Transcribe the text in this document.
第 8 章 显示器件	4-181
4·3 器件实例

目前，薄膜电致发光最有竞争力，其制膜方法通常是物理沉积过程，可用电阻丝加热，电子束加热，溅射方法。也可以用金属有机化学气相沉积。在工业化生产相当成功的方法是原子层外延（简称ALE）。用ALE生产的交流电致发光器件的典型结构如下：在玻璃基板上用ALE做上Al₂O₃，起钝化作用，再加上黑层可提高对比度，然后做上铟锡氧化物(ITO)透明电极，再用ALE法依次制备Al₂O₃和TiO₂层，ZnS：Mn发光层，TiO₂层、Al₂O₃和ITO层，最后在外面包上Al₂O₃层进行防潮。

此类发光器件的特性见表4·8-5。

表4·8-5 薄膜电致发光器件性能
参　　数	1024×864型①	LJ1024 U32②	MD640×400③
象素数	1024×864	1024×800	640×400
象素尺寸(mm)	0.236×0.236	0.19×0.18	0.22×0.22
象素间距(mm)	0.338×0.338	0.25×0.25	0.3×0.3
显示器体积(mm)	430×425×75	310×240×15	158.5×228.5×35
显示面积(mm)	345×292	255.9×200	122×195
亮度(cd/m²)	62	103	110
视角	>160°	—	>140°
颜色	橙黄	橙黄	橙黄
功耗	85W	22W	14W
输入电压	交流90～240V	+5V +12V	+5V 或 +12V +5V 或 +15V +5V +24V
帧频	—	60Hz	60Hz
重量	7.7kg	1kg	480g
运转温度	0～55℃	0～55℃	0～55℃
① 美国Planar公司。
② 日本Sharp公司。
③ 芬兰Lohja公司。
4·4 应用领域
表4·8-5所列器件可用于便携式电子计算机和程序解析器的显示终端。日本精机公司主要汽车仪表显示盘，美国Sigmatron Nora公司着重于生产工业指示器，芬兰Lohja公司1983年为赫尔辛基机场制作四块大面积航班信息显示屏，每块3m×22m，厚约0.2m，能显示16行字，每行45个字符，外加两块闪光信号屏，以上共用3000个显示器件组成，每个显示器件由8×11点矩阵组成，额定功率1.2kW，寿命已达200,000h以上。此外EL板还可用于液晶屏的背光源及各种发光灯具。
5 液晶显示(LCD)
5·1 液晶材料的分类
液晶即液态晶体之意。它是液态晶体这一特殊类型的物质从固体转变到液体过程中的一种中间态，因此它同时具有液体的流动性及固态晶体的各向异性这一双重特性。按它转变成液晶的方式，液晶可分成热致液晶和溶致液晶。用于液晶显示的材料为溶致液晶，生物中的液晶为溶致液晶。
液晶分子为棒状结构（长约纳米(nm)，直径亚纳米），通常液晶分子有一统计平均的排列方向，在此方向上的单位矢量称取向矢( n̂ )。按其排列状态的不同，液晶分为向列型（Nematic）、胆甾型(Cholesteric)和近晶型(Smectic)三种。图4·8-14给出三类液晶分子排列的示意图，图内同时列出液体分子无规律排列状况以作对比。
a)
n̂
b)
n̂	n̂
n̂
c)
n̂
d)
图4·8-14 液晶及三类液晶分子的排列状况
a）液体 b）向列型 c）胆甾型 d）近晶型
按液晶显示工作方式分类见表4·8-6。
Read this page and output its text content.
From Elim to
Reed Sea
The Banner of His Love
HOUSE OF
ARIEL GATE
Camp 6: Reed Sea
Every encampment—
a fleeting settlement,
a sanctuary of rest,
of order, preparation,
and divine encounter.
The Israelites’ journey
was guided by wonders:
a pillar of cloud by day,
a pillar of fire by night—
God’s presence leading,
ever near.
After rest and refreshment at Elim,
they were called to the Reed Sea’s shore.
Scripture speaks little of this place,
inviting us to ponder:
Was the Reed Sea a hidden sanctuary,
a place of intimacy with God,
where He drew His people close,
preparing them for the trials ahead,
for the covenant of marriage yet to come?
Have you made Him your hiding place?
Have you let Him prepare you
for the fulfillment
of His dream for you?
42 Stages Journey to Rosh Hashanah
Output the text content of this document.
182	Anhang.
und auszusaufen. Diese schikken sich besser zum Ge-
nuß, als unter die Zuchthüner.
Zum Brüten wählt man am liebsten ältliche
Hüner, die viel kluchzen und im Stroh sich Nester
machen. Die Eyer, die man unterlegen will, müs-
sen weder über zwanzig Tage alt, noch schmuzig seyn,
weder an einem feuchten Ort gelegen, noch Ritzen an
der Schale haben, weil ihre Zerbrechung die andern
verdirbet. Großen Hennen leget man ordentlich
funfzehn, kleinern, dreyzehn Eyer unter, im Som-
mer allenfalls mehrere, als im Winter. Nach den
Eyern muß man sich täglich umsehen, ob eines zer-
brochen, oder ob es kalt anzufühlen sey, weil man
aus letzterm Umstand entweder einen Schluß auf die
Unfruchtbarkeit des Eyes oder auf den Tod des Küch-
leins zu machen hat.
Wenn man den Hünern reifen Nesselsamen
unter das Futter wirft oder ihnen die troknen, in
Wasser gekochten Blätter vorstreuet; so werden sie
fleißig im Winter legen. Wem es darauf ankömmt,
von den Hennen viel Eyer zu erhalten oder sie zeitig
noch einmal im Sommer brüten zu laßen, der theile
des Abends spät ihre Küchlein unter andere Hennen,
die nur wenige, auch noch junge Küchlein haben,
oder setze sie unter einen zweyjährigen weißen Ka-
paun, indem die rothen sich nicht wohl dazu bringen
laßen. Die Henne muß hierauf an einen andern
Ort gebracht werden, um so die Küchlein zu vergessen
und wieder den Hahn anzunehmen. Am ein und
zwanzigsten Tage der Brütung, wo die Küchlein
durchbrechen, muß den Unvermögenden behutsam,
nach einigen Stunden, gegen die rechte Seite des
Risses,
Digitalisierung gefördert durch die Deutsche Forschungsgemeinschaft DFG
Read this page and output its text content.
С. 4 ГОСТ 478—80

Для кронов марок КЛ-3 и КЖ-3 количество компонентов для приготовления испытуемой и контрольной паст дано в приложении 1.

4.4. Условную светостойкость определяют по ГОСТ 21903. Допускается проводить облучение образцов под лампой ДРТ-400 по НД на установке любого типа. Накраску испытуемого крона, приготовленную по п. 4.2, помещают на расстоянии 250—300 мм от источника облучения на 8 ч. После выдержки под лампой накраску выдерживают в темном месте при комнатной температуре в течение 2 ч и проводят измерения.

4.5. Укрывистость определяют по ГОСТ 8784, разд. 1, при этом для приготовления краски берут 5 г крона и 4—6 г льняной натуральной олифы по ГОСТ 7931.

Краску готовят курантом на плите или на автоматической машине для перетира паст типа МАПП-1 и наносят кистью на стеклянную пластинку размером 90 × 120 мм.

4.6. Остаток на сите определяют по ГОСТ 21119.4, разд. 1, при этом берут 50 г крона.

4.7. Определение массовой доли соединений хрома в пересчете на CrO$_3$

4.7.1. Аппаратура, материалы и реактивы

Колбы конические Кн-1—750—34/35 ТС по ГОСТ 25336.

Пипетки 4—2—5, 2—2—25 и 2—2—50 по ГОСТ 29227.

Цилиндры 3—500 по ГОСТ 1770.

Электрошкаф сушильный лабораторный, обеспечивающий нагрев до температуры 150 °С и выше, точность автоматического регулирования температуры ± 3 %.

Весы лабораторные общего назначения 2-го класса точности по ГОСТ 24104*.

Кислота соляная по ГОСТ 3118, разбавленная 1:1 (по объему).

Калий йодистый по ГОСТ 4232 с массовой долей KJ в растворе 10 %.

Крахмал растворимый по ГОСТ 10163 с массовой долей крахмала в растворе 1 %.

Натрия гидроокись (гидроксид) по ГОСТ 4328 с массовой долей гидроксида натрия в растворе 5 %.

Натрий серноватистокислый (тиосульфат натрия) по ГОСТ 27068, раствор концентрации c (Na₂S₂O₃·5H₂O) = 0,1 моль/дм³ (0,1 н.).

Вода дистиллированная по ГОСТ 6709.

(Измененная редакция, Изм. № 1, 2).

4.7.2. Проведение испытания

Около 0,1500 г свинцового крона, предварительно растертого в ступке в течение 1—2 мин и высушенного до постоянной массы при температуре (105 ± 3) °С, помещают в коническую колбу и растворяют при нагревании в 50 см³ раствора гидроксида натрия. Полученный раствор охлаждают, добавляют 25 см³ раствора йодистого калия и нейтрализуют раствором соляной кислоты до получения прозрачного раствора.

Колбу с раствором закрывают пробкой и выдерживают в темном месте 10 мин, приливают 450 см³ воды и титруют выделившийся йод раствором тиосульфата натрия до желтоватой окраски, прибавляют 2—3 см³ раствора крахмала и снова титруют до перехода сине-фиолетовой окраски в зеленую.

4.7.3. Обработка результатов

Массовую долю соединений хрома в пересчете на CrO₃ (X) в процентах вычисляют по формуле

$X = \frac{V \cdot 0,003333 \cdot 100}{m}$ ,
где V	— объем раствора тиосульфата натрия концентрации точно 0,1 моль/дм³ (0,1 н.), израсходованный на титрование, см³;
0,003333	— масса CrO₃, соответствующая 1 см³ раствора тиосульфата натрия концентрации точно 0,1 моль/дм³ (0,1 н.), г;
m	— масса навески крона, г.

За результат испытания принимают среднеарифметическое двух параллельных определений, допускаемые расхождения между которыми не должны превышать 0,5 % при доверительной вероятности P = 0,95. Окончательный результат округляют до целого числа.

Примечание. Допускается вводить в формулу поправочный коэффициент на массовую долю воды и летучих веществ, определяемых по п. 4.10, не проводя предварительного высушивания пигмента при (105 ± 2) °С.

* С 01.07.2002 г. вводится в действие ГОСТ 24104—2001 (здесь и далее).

---*---

#### Task requirements:
Check each line of the records above for the word "machen", then give the number of lines that have it, with no other words.

#### Task result:
2